## Start RECORDS TO PROCESS
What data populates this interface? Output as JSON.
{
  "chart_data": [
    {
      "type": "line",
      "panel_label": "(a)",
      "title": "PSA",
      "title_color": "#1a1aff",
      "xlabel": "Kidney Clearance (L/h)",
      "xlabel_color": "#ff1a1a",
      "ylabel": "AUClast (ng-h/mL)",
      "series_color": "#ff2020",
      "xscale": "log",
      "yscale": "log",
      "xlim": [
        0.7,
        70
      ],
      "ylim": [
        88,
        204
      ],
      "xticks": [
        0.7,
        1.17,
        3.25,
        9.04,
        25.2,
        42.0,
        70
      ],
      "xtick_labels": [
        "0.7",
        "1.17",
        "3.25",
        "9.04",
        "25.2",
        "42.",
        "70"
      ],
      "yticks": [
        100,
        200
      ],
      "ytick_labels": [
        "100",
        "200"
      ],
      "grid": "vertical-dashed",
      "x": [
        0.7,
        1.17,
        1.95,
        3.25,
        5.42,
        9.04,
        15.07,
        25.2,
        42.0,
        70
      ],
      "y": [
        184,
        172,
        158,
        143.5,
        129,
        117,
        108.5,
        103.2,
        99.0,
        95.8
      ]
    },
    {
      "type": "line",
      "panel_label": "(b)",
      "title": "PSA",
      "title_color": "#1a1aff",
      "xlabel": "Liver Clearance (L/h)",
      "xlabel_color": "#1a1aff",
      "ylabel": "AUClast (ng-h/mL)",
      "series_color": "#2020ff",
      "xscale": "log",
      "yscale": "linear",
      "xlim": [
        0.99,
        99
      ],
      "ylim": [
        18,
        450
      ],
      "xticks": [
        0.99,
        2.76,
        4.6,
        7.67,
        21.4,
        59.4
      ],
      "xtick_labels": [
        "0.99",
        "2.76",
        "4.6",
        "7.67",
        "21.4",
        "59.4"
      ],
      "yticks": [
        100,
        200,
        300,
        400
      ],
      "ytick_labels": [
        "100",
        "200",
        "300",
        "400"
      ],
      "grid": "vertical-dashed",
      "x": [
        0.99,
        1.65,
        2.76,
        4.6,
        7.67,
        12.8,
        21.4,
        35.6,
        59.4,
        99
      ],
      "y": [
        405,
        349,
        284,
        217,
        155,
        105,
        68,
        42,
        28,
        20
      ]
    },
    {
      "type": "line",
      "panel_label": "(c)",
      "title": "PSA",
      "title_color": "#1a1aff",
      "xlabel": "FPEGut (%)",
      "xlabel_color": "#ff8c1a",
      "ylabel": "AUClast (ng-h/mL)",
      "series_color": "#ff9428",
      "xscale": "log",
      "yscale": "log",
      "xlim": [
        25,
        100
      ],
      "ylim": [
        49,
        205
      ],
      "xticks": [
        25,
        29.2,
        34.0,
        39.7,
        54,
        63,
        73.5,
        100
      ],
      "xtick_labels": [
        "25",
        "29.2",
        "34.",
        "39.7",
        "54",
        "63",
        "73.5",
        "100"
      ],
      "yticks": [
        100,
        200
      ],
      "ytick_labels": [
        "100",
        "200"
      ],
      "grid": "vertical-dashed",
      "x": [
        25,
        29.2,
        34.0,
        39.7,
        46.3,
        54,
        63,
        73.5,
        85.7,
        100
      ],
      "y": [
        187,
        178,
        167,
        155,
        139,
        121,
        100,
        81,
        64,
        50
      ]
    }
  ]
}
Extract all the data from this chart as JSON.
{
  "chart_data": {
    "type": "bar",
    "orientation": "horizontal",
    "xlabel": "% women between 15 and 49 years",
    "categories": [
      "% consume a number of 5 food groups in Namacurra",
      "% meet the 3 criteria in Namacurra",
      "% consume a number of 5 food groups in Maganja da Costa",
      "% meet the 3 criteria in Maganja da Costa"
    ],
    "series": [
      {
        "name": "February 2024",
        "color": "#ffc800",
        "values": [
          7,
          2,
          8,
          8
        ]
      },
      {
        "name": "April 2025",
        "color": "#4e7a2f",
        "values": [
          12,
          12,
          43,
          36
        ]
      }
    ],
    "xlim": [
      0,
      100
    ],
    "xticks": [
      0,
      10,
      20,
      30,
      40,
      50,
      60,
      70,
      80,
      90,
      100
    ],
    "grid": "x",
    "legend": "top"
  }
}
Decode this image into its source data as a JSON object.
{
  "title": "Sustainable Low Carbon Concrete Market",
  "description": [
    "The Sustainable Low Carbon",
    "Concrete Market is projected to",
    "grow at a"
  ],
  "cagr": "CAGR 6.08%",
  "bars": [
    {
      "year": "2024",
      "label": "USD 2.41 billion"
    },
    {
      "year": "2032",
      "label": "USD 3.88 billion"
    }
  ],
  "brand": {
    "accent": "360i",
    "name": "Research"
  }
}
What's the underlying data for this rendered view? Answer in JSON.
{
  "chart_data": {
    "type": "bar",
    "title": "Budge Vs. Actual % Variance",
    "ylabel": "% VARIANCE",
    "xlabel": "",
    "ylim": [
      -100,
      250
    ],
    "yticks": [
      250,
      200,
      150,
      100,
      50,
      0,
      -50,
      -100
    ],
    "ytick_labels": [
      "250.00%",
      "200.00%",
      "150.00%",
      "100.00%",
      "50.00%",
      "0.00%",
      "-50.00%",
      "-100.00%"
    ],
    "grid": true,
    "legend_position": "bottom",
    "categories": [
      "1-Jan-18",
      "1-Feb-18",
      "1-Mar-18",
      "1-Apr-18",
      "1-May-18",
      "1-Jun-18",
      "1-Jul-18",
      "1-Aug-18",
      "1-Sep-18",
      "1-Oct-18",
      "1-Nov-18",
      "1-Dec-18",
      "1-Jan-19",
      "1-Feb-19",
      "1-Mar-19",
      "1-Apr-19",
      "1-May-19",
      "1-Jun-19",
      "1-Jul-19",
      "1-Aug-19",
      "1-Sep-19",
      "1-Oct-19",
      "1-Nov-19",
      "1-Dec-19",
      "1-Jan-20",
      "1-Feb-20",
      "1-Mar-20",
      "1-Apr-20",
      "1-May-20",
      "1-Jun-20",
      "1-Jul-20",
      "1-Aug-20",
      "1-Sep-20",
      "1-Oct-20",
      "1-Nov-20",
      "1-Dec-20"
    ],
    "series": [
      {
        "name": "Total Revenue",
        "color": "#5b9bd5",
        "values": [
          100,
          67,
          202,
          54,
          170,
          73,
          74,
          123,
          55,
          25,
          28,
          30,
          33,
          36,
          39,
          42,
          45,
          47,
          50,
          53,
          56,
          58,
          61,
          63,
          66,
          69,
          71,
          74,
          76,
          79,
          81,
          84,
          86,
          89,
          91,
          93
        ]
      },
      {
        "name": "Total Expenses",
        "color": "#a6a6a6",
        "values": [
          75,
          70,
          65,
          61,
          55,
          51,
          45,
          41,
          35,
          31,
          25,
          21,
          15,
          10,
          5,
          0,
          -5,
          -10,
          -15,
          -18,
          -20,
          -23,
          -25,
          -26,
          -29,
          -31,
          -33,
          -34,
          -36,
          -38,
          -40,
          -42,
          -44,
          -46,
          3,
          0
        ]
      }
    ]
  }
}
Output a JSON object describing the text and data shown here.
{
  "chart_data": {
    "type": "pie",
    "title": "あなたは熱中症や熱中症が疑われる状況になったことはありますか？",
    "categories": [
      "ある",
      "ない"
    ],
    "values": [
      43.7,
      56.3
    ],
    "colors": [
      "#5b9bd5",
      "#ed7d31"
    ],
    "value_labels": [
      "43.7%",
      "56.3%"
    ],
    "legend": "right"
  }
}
## End RECORDS TO PROCESS
From the data above, copy each line that has the string "food".

      "% consume a number of 5 food groups in Namacurra",
      "% consume a number of 5 food groups in Maganja da Costa",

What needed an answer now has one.